> Data entries:
— START —

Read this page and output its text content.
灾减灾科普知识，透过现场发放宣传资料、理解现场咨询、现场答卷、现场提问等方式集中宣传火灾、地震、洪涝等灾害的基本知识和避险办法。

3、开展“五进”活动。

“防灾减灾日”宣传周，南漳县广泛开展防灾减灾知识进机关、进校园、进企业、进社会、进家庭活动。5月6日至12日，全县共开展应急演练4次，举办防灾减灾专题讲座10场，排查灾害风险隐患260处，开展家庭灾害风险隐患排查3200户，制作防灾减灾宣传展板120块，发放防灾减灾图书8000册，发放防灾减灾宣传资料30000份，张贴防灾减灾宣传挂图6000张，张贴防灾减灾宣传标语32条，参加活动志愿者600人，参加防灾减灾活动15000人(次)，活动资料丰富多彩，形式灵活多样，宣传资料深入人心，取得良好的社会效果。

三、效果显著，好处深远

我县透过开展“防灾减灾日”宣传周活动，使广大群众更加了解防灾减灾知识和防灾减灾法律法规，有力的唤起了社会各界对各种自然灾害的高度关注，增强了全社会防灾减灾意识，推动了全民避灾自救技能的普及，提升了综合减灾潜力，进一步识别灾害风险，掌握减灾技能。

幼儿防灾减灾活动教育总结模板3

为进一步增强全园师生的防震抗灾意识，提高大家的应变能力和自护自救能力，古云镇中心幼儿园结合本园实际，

— END —
— START —

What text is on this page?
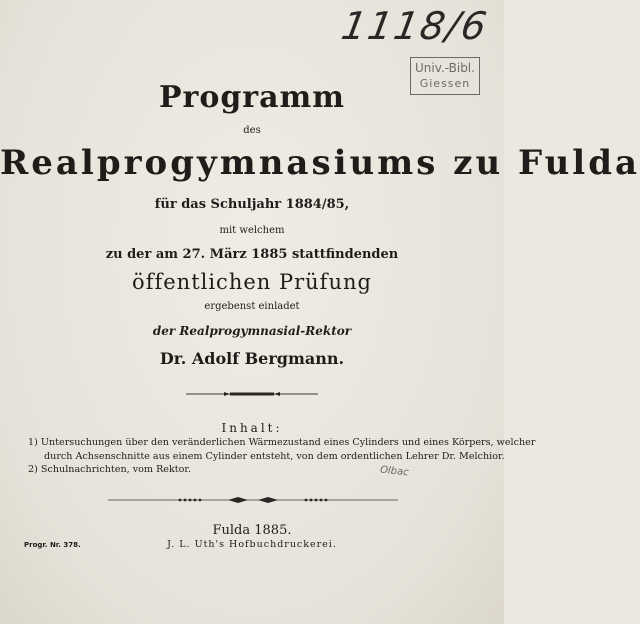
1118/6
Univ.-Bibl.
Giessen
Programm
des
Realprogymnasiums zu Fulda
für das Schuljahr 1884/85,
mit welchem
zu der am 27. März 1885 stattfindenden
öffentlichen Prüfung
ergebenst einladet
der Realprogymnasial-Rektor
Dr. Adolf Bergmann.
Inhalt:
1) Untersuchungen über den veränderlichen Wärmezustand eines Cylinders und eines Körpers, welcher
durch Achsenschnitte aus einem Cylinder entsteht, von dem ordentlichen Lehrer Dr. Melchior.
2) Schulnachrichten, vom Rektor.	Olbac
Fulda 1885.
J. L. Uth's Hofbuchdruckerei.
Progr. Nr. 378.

— END —

> Written exercise: Count the lines in which the string "this" appears, then report only that figure.

> Problem solution: 2